■ **Work to do**: Retype every entry in its entirety, without alteration.

■ **Input**:
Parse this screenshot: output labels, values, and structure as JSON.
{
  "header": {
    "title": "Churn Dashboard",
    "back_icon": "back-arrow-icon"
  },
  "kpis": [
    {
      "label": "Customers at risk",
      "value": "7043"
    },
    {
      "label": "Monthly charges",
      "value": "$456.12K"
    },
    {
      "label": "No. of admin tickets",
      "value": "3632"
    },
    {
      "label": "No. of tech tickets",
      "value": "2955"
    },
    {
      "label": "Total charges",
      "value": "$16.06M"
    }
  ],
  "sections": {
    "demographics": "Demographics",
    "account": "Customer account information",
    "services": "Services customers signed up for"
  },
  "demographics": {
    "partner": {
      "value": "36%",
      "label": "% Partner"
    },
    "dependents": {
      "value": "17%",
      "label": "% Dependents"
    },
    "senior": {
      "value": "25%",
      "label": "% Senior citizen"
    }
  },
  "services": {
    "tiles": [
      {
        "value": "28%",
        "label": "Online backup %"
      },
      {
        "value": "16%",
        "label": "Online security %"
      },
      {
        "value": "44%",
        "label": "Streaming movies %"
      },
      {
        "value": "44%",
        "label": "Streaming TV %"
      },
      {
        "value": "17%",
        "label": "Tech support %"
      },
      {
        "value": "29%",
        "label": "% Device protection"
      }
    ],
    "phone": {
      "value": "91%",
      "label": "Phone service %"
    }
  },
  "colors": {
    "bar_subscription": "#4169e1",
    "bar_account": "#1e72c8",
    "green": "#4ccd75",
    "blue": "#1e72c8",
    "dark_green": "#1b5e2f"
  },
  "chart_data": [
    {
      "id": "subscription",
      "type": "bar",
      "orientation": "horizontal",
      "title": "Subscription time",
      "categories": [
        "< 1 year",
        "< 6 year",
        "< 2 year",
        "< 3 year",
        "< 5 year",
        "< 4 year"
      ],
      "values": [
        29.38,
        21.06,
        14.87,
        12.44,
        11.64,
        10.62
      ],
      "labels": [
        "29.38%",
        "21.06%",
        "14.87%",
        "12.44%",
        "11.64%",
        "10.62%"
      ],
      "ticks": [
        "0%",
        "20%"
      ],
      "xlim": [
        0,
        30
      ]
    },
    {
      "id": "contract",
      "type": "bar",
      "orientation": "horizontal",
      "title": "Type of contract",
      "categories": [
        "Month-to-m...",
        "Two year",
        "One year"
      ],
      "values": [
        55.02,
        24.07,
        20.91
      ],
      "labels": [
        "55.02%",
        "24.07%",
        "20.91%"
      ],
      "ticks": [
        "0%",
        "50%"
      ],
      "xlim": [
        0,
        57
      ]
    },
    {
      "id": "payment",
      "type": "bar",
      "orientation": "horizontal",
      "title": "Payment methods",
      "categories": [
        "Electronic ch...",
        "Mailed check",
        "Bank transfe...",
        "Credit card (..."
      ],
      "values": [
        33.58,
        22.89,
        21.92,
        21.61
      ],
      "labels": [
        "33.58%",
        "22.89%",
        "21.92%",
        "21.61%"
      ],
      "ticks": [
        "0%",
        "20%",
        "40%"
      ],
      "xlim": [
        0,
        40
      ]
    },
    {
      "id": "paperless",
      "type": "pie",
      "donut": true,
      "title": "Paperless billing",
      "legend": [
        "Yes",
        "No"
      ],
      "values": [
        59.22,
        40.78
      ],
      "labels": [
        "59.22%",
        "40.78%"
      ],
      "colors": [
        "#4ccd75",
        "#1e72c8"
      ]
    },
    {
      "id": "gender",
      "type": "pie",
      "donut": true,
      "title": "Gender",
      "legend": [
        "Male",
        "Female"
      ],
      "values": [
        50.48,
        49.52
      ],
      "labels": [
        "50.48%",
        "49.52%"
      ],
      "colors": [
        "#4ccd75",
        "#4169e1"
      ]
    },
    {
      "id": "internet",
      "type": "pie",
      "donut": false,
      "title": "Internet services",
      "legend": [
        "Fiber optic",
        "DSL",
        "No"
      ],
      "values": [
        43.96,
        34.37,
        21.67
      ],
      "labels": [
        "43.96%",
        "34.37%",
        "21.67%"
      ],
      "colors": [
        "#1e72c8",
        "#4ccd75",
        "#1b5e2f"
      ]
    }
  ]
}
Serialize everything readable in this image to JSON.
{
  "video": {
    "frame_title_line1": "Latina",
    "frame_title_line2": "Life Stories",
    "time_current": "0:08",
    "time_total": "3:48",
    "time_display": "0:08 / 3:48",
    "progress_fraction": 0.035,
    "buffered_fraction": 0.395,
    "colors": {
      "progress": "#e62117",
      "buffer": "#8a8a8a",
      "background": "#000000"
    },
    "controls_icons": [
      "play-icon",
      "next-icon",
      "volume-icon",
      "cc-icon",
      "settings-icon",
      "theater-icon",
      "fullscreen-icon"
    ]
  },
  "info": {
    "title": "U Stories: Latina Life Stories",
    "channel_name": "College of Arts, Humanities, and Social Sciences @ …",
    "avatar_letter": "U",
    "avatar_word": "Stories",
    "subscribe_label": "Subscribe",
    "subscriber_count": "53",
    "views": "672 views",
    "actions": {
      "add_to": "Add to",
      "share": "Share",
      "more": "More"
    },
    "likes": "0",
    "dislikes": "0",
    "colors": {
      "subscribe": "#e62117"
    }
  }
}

■ **Solution to this problem**:
Parse this screenshot: output labels, values, and structure as JSON.
{
  "header": {
    "title": "Churn Dashboard",
    "back_icon": "back-arrow-icon"
  },
  "kpis": [
    {
      "label": "Customers at risk",
      "value": "7043"
    },
    {
      "label": "Monthly charges",
      "value": "$456.12K"
    },
    {
      "label": "No. of admin tickets",
      "value": "3632"
    },
    {
      "label": "No. of tech tickets",
      "value": "2955"
    },
    {
      "label": "Total charges",
      "value": "$16.06M"
    }
  ],
  "sections": {
    "demographics": "Demographics",
    "account": "Customer account information",
    "services": "Services customers signed up for"
  },
  "demographics": {
    "partner": {
      "value": "36%",
      "label": "% Partner"
    },
    "dependents": {
      "value": "17%",
      "label": "% Dependents"
    },
    "senior": {
      "value": "25%",
      "label": "% Senior citizen"
    }
  },
  "services": {
    "tiles": [
      {
        "value": "28%",
        "label": "Online backup %"
      },
      {
        "value": "16%",
        "label": "Online security %"
      },
      {
        "value": "44%",
        "label": "Streaming movies %"
      },
      {
        "value": "44%",
        "label": "Streaming TV %"
      },
      {
        "value": "17%",
        "label": "Tech support %"
      },
      {
        "value": "29%",
        "label": "% Device protection"
      }
    ],
    "phone": {
      "value": "91%",
      "label": "Phone service %"
    }
  },
  "colors": {
    "bar_subscription": "#4169e1",
    "bar_account": "#1e72c8",
    "green": "#4ccd75",
    "blue": "#1e72c8",
    "dark_green": "#1b5e2f"
  },
  "chart_data": [
    {
      "id": "subscription",
      "type": "bar",
      "orientation": "horizontal",
      "title": "Subscription time",
      "categories": [
        "< 1 year",
        "< 6 year",
        "< 2 year",
        "< 3 year",
        "< 5 year",
        "< 4 year"
      ],
      "values": [
        29.38,
        21.06,
        14.87,
        12.44,
        11.64,
        10.62
      ],
      "labels": [
        "29.38%",
        "21.06%",
        "14.87%",
        "12.44%",
        "11.64%",
        "10.62%"
      ],
      "ticks": [
        "0%",
        "20%"
      ],
      "xlim": [
        0,
        30
      ]
    },
    {
      "id": "contract",
      "type": "bar",
      "orientation": "horizontal",
      "title": "Type of contract",
      "categories": [
        "Month-to-m...",
        "Two year",
        "One year"
      ],
      "values": [
        55.02,
        24.07,
        20.91
      ],
      "labels": [
        "55.02%",
        "24.07%",
        "20.91%"
      ],
      "ticks": [
        "0%",
        "50%"
      ],
      "xlim": [
        0,
        57
      ]
    },
    {
      "id": "payment",
      "type": "bar",
      "orientation": "horizontal",
      "title": "Payment methods",
      "categories": [
        "Electronic ch...",
        "Mailed check",
        "Bank transfe...",
        "Credit card (..."
      ],
      "values": [
        33.58,
        22.89,
        21.92,
        21.61
      ],
      "labels": [
        "33.58%",
        "22.89%",
        "21.92%",
        "21.61%"
      ],
      "ticks": [
        "0%",
        "20%",
        "40%"
      ],
      "xlim": [
        0,
        40
      ]
    },
    {
      "id": "paperless",
      "type": "pie",
      "donut": true,
      "title": "Paperless billing",
      "legend": [
        "Yes",
        "No"
      ],
      "values": [
        59.22,
        40.78
      ],
      "labels": [
        "59.22%",
        "40.78%"
      ],
      "colors": [
        "#4ccd75",
        "#1e72c8"
      ]
    },
    {
      "id": "gender",
      "type": "pie",
      "donut": true,
      "title": "Gender",
      "legend": [
        "Male",
        "Female"
      ],
      "values": [
        50.48,
        49.52
      ],
      "labels": [
        "50.48%",
        "49.52%"
      ],
      "colors": [
        "#4ccd75",
        "#4169e1"
      ]
    },
    {
      "id": "internet",
      "type": "pie",
      "donut": false,
      "title": "Internet services",
      "legend": [
        "Fiber optic",
        "DSL",
        "No"
      ],
      "values": [
        43.96,
        34.37,
        21.67
      ],
      "labels": [
        "43.96%",
        "34.37%",
        "21.67%"
      ],
      "colors": [
        "#1e72c8",
        "#4ccd75",
        "#1b5e2f"
      ]
    }
  ]
}
Serialize everything readable in this image to JSON.
{
  "video": {
    "frame_title_line1": "Latina",
    "frame_title_line2": "Life Stories",
    "time_current": "0:08",
    "time_total": "3:48",
    "time_display": "0:08 / 3:48",
    "progress_fraction": 0.035,
    "buffered_fraction": 0.395,
    "colors": {
      "progress": "#e62117",
      "buffer": "#8a8a8a",
      "background": "#000000"
    },
    "controls_icons": [
      "play-icon",
      "next-icon",
      "volume-icon",
      "cc-icon",
      "settings-icon",
      "theater-icon",
      "fullscreen-icon"
    ]
  },
  "info": {
    "title": "U Stories: Latina Life Stories",
    "channel_name": "College of Arts, Humanities, and Social Sciences @ …",
    "avatar_letter": "U",
    "avatar_word": "Stories",
    "subscribe_label": "Subscribe",
    "subscriber_count": "53",
    "views": "672 views",
    "actions": {
      "add_to": "Add to",
      "share": "Share",
      "more": "More"
    },
    "likes": "0",
    "dislikes": "0",
    "colors": {
      "subscribe": "#e62117"
    }
  }
}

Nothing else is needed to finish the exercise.